__Passage__.
_ _ _ _ _ _ _

The Other Side of Midnight
Page 15
Two years ago, my buddy, Danny, got into a bit of a fender-bender. The guy was driving an Acura sports car. It was one of the high-end models, like a Mercedes, not one of the ones you see around here. Buddy rear-ended Danny here in the Tim Horton’s parking lot. I got out making sure Danny was okay, and I kind of positioned my car so buddy in the Acura couldn’t take off. The guy had gone into Tim Horton’s without even realizing he had rear-ended someone. He came out, got back in his car and blew the horn at me. “Move out of the way,” he said.
“No, I’m not getting out of the way, man. You just rear-ended someone. You can’t leave the scene of an accident.”
He got out of his car and walked across to the Tim Horton’s.
Me and Danny were talking. “Are you all right, or what?”
“Yes, but my neck is a little sore.”
I called the ambulance.
“The ambulance will be here in a minute,” I said. “They’ll probably throw you on a stretcher.”
Buddy came out with a coffee in his hand, a big black coffee. I knew right off the bat he was drunk. He was like, “What are you harassing me for?”
“What do you mean, harassing you?”
He said, “You blocked me in. You wouldn’t let me leave. Do you know you can be charged for that?”

_ _ _ _ _ _ _

__Entries__.
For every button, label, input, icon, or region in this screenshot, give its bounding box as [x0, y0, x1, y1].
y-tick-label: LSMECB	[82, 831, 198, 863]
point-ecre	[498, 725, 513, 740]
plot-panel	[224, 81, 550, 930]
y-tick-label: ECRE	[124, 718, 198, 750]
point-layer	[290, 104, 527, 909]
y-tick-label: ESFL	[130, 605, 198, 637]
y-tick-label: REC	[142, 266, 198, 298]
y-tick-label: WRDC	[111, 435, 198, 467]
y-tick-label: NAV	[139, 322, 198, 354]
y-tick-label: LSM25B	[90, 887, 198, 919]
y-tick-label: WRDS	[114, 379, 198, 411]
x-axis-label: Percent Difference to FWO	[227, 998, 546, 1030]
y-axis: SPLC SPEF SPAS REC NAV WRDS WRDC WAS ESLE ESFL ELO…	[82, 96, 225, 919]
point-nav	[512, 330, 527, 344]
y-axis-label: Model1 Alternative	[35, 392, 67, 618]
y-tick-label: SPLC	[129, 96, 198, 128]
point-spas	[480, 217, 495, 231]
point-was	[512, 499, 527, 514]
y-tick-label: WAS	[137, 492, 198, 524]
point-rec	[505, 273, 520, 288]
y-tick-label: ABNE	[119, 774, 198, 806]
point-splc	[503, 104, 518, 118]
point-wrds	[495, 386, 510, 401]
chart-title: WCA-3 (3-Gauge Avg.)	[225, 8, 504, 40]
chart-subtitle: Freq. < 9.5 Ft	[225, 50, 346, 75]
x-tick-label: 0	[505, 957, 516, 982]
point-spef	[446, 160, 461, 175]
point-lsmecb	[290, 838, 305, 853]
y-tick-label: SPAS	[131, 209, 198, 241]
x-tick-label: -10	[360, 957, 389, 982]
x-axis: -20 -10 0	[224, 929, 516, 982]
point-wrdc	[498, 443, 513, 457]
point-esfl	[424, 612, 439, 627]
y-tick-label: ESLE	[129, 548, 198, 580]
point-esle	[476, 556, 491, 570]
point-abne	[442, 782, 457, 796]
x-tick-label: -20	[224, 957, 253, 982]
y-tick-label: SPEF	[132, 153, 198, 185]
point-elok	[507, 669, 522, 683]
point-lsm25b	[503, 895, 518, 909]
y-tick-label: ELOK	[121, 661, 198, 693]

_ _ _ _ _ _ _

__What you should do__. Set down the fender-bender story above word for word, from "The Other Side" up to and including "called the ambulance.".

__Solution to the problem__.
The Other Side of Midnight
Page 15
Two years ago, my buddy, Danny, got into a bit of a fender-bender. The guy was driving an Acura sports car. It was one of the high-end models, like a Mercedes, not one of the ones you see around here. Buddy rear-ended Danny here in the Tim Horton’s parking lot. I got out making sure Danny was okay, and I kind of positioned my car so buddy in the Acura couldn’t take off. The guy had gone into Tim Horton’s without even realizing he had rear-ended someone. He came out, got back in his car and blew the horn at me. “Move out of the way,” he said.
“No, I’m not getting out of the way, man. You just rear-ended someone. You can’t leave the scene of an accident.”
He got out of his car and walked across to the Tim Horton’s.
Me and Danny were talking. “Are you all right, or what?”
“Yes, but my neck is a little sore.”
I called the ambulance.